# EXTRACTED MATERIAL
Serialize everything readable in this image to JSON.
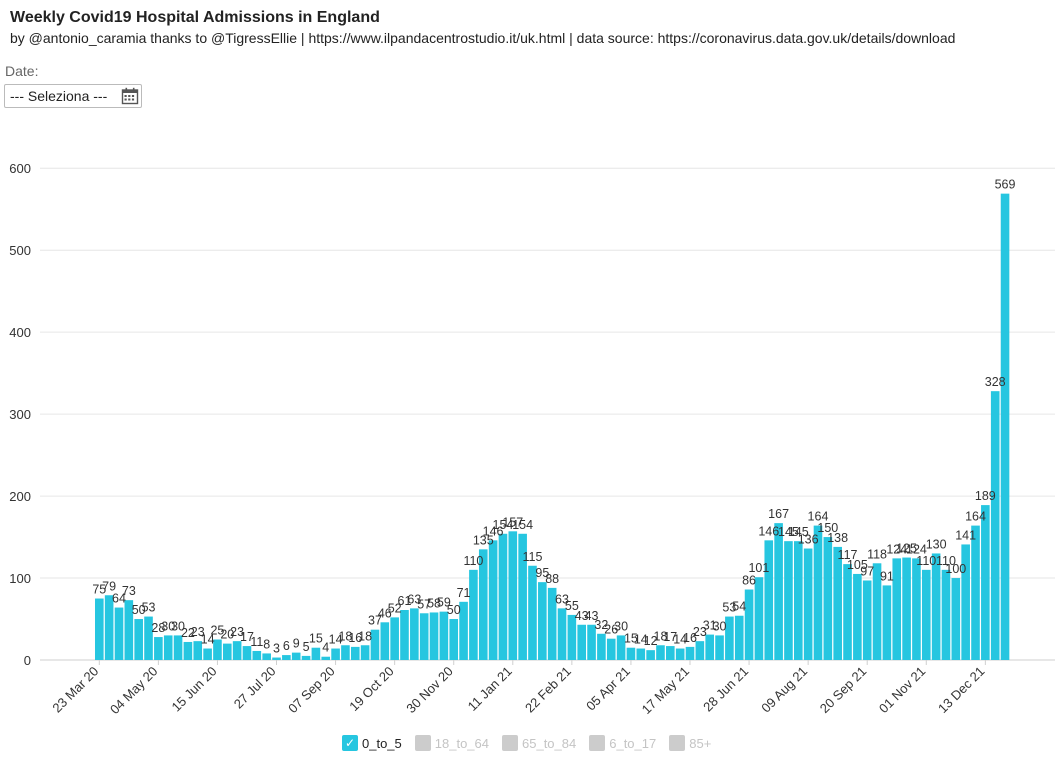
{
  "header": {
    "title": "Weekly Covid19 Hospital Admissions in England",
    "subtitle": "by @antonio_caramia thanks to @TigressEllie | https://www.ilpandacentrostudio.it/uk.html | data source: https://coronavirus.data.gov.uk/details/download"
  },
  "date_filter": {
    "label": "Date:",
    "value": "--- Seleziona ---"
  },
  "legend": {
    "items": [
      {
        "label": "0_to_5",
        "active": true,
        "color": "#26C6E0"
      },
      {
        "label": "18_to_64",
        "active": false,
        "color": "#cccccc"
      },
      {
        "label": "65_to_84",
        "active": false,
        "color": "#cccccc"
      },
      {
        "label": "6_to_17",
        "active": false,
        "color": "#cccccc"
      },
      {
        "label": "85+",
        "active": false,
        "color": "#cccccc"
      }
    ]
  },
  "colors": {
    "bar": "#26C6E0",
    "grid": "#e6e6e6",
    "axis_text": "#333333",
    "inactive": "#cccccc"
  },
  "chart_data": {
    "type": "bar",
    "title": "Weekly Covid19 Hospital Admissions in England",
    "xlabel": "",
    "ylabel": "",
    "ylim": [
      0,
      640
    ],
    "yticks": [
      0,
      100,
      200,
      300,
      400,
      500,
      600
    ],
    "xtick_labels": [
      "23 Mar 20",
      "04 May 20",
      "15 Jun 20",
      "27 Jul 20",
      "07 Sep 20",
      "19 Oct 20",
      "30 Nov 20",
      "11 Jan 21",
      "22 Feb 21",
      "05 Apr 21",
      "17 May 21",
      "28 Jun 21",
      "09 Aug 21",
      "20 Sep 21",
      "01 Nov 21",
      "13 Dec 21"
    ],
    "xtick_every": 6,
    "series": [
      {
        "name": "0_to_5",
        "values": [
          75,
          79,
          64,
          73,
          50,
          53,
          28,
          30,
          30,
          22,
          23,
          14,
          25,
          20,
          23,
          17,
          11,
          8,
          3,
          6,
          9,
          5,
          15,
          4,
          14,
          18,
          16,
          18,
          37,
          46,
          52,
          61,
          63,
          57,
          58,
          59,
          50,
          71,
          110,
          135,
          146,
          154,
          157,
          154,
          115,
          95,
          88,
          63,
          55,
          43,
          43,
          32,
          26,
          30,
          15,
          14,
          12,
          18,
          17,
          14,
          16,
          23,
          31,
          30,
          53,
          54,
          86,
          101,
          146,
          167,
          145,
          145,
          136,
          164,
          150,
          138,
          117,
          105,
          97,
          118,
          91,
          124,
          125,
          124,
          110,
          130,
          110,
          100,
          141,
          164,
          189,
          328,
          569
        ]
      }
    ]
  }
}
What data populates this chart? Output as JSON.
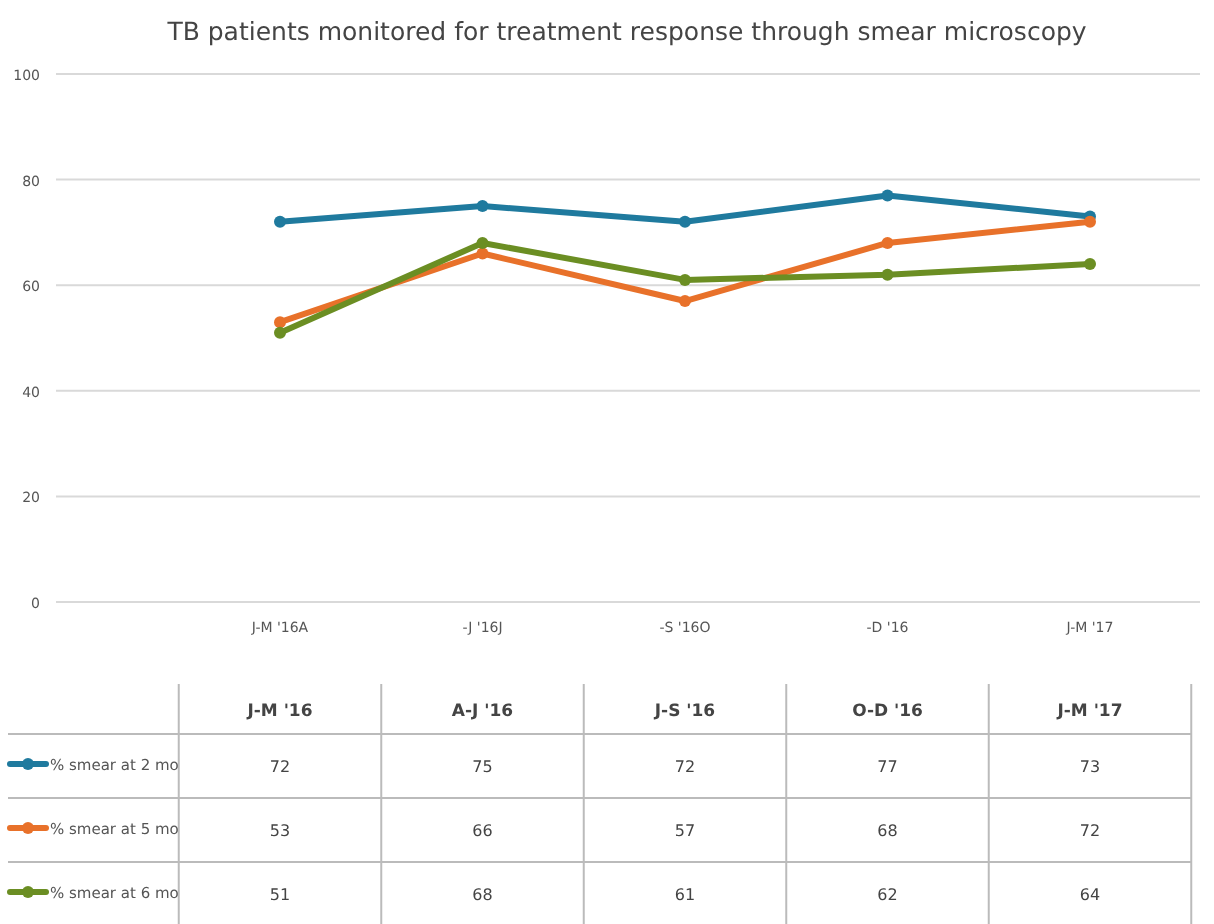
{
  "chart_data": {
    "type": "line",
    "title": "TB patients monitored for treatment response through smear microscopy",
    "categories": [
      "J-M '16A",
      "-J '16J",
      "-S '16O",
      "-D '16",
      "J-M '17"
    ],
    "series": [
      {
        "name": "% smear at 2 mo",
        "color": "#1f7a9e",
        "values": [
          72,
          75,
          72,
          77,
          73
        ]
      },
      {
        "name": "% smear at 5 mo",
        "color": "#e8712a",
        "values": [
          53,
          66,
          57,
          68,
          72
        ]
      },
      {
        "name": "% smear at 6 mo",
        "color": "#6b8e23",
        "values": [
          51,
          68,
          61,
          62,
          64
        ]
      }
    ],
    "annotations": [
      "J-M '16",
      "A-J '16",
      "J-S '16",
      "O-D '16",
      "J-M '17"
    ],
    "ylim": [
      0,
      100
    ],
    "yticks": [
      0,
      20,
      40,
      60,
      80,
      100
    ],
    "grid": "y",
    "marker": "circle",
    "line_style": "solid",
    "data_labels": true,
    "legend": "bottom"
  }
}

# EXERCISE PROMPT
Please repeat every record above exactly, but leave out the pictures.

# ANSWER BOX
Serialize everything readable in this image to JSON.
{
  "header": {
    "title": "Weekly Covid19 Hospital Admissions in England",
    "subtitle": "by @antonio_caramia thanks to @TigressEllie | https://www.ilpandacentrostudio.it/uk.html | data source: https://coronavirus.data.gov.uk/details/download"
  },
  "date_filter": {
    "label": "Date:",
    "value": "--- Seleziona ---"
  },
  "legend": {
    "items": [
      {
        "label": "0_to_5",
        "active": true,
        "color": "#26C6E0"
      },
      {
        "label": "18_to_64",
        "active": false,
        "color": "#cccccc"
      },
      {
        "label": "65_to_84",
        "active": false,
        "color": "#cccccc"
      },
      {
        "label": "6_to_17",
        "active": false,
        "color": "#cccccc"
      },
      {
        "label": "85+",
        "active": false,
        "color": "#cccccc"
      }
    ]
  },
  "colors": {
    "bar": "#26C6E0",
    "grid": "#e6e6e6",
    "axis_text": "#333333",
    "inactive": "#cccccc"
  },
  "chart_data": {
    "type": "bar",
    "title": "Weekly Covid19 Hospital Admissions in England",
    "xlabel": "",
    "ylabel": "",
    "ylim": [
      0,
      640
    ],
    "yticks": [
      0,
      100,
      200,
      300,
      400,
      500,
      600
    ],
    "xtick_labels": [
      "23 Mar 20",
      "04 May 20",
      "15 Jun 20",
      "27 Jul 20",
      "07 Sep 20",
      "19 Oct 20",
      "30 Nov 20",
      "11 Jan 21",
      "22 Feb 21",
      "05 Apr 21",
      "17 May 21",
      "28 Jun 21",
      "09 Aug 21",
      "20 Sep 21",
      "01 Nov 21",
      "13 Dec 21"
    ],
    "xtick_every": 6,
    "series": [
      {
        "name": "0_to_5",
        "values": [
          75,
          79,
          64,
          73,
          50,
          53,
          28,
          30,
          30,
          22,
          23,
          14,
          25,
          20,
          23,
          17,
          11,
          8,
          3,
          6,
          9,
          5,
          15,
          4,
          14,
          18,
          16,
          18,
          37,
          46,
          52,
          61,
          63,
          57,
          58,
          59,
          50,
          71,
          110,
          135,
          146,
          154,
          157,
          154,
          115,
          95,
          88,
          63,
          55,
          43,
          43,
          32,
          26,
          30,
          15,
          14,
          12,
          18,
          17,
          14,
          16,
          23,
          31,
          30,
          53,
          54,
          86,
          101,
          146,
          167,
          145,
          145,
          136,
          164,
          150,
          138,
          117,
          105,
          97,
          118,
          91,
          124,
          125,
          124,
          110,
          130,
          110,
          100,
          141,
          164,
          189,
          328,
          569
        ]
      }
    ]
  }
}
What data populates this chart? Output as JSON.
{
  "chart_data": {
    "type": "line",
    "title": "TB patients monitored for treatment response through smear microscopy",
    "categories": [
      "J-M '16A",
      "-J '16J",
      "-S '16O",
      "-D '16",
      "J-M '17"
    ],
    "series": [
      {
        "name": "% smear at 2 mo",
        "color": "#1f7a9e",
        "values": [
          72,
          75,
          72,
          77,
          73
        ]
      },
      {
        "name": "% smear at 5 mo",
        "color": "#e8712a",
        "values": [
          53,
          66,
          57,
          68,
          72
        ]
      },
      {
        "name": "% smear at 6 mo",
        "color": "#6b8e23",
        "values": [
          51,
          68,
          61,
          62,
          64
        ]
      }
    ],
    "annotations": [
      "J-M '16",
      "A-J '16",
      "J-S '16",
      "O-D '16",
      "J-M '17"
    ],
    "ylim": [
      0,
      100
    ],
    "yticks": [
      0,
      20,
      40,
      60,
      80,
      100
    ],
    "grid": "y",
    "marker": "circle",
    "line_style": "solid",
    "data_labels": true,
    "legend": "bottom"
  }
}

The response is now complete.